[YOUR TASK]: Every line holding the string "subtitle" should be gathered.
## start GIVEN DATA
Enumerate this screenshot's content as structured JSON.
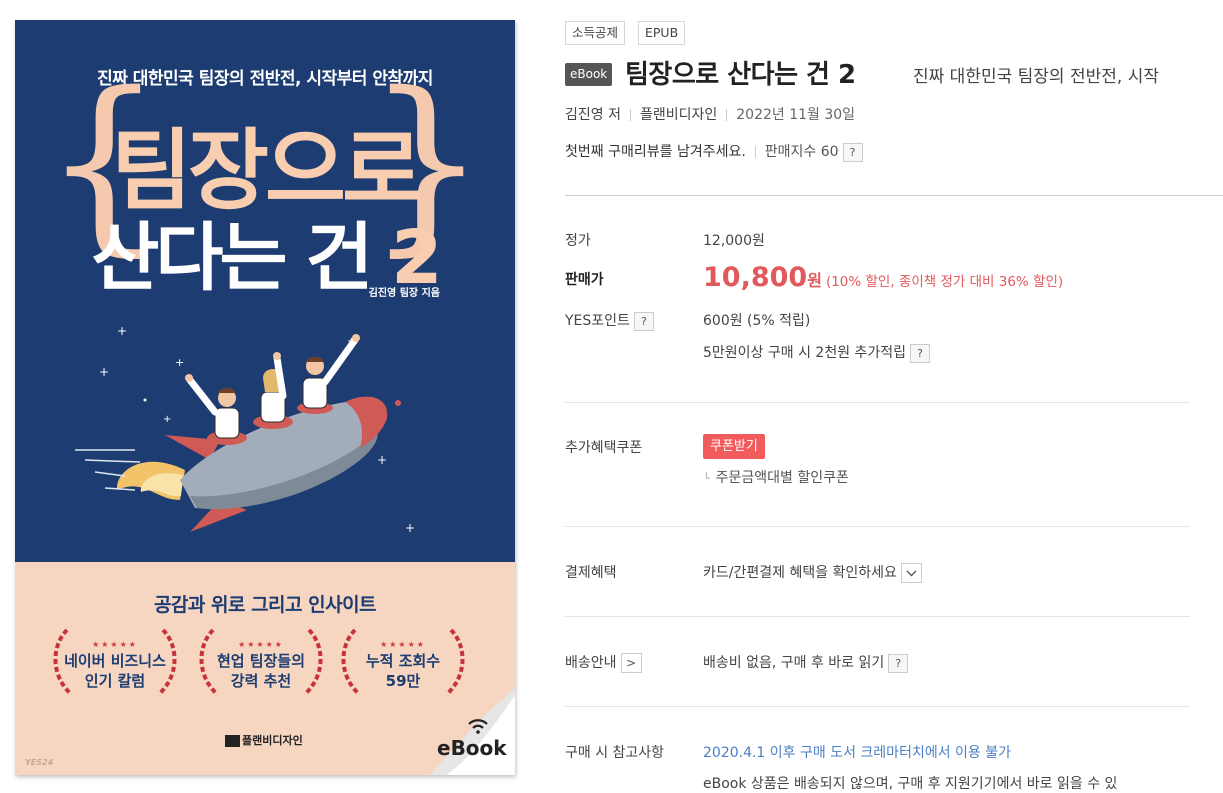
{
  "cover": {
    "subtitle": "진짜 대한민국 팀장의 전반전, 시작부터 안착까지",
    "title_line1": "팀장으로",
    "title_line2": "산다는 건",
    "title_number": "2",
    "author": "김진영 팀장 지음",
    "tagline": "공감과 위로 그리고 인사이트",
    "badges": [
      {
        "stars": "★★★★★",
        "text": "네이버 비즈니스\n인기 칼럼"
      },
      {
        "stars": "★★★★★",
        "text": "현업 팀장들의\n강력 추천"
      },
      {
        "stars": "★★★★★",
        "text": "누적 조회수\n59만"
      }
    ],
    "publisher": "플랜비디자인",
    "watermark": "YES24",
    "ebook_label": "eBook",
    "colors": {
      "navy": "#1d3d72",
      "peach": "#f6d6c1",
      "title_peach": "#f8cdb0",
      "rocket_red": "#d05a55"
    }
  },
  "info": {
    "tags": [
      "소득공제",
      "EPUB"
    ],
    "type_badge": "eBook",
    "title": "팀장으로 산다는 건 2",
    "subtitle": "진짜 대한민국 팀장의 전반전, 시작",
    "author": "김진영 저",
    "publisher": "플랜비디자인",
    "date": "2022년 11월 30일",
    "review_prompt": "첫번째 구매리뷰를 남겨주세요.",
    "sales_index": "판매지수 60",
    "help_mark": "?",
    "rows": {
      "list_price_label": "정가",
      "list_price": "12,000원",
      "sale_price_label": "판매가",
      "sale_price": "10,800",
      "sale_price_unit": "원",
      "discount": "(10% 할인, 종이책 정가 대비 36% 할인)",
      "point_label": "YES포인트",
      "point_value": "600원 (5% 적립)",
      "point_extra": "5만원이상 구매 시 2천원 추가적립",
      "coupon_label": "추가혜택쿠폰",
      "coupon_button": "쿠폰받기",
      "coupon_sub": "주문금액대별 할인쿠폰",
      "payment_label": "결제혜택",
      "payment_value": "카드/간편결제 혜택을 확인하세요",
      "delivery_label": "배송안내",
      "delivery_value": "배송비 없음, 구매 후 바로 읽기",
      "notes_label": "구매 시 참고사항",
      "notes_link": "2020.4.1 이후 구매 도서 크레마터치에서 이용 불가",
      "notes_text": "eBook 상품은 배송되지 않으며, 구매 후 지원기기에서 바로 읽을 수 있"
    },
    "colors": {
      "sale_red": "#e2595b",
      "coupon_red": "#f25b5b",
      "link_blue": "#4b7fc4"
    }
  }
}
## end GIVEN DATA
[RESULT]:
    "subtitle": "진짜 대한민국 팀장의 전반전, 시작부터 안착까지",
    "subtitle": "진짜 대한민국 팀장의 전반전, 시작",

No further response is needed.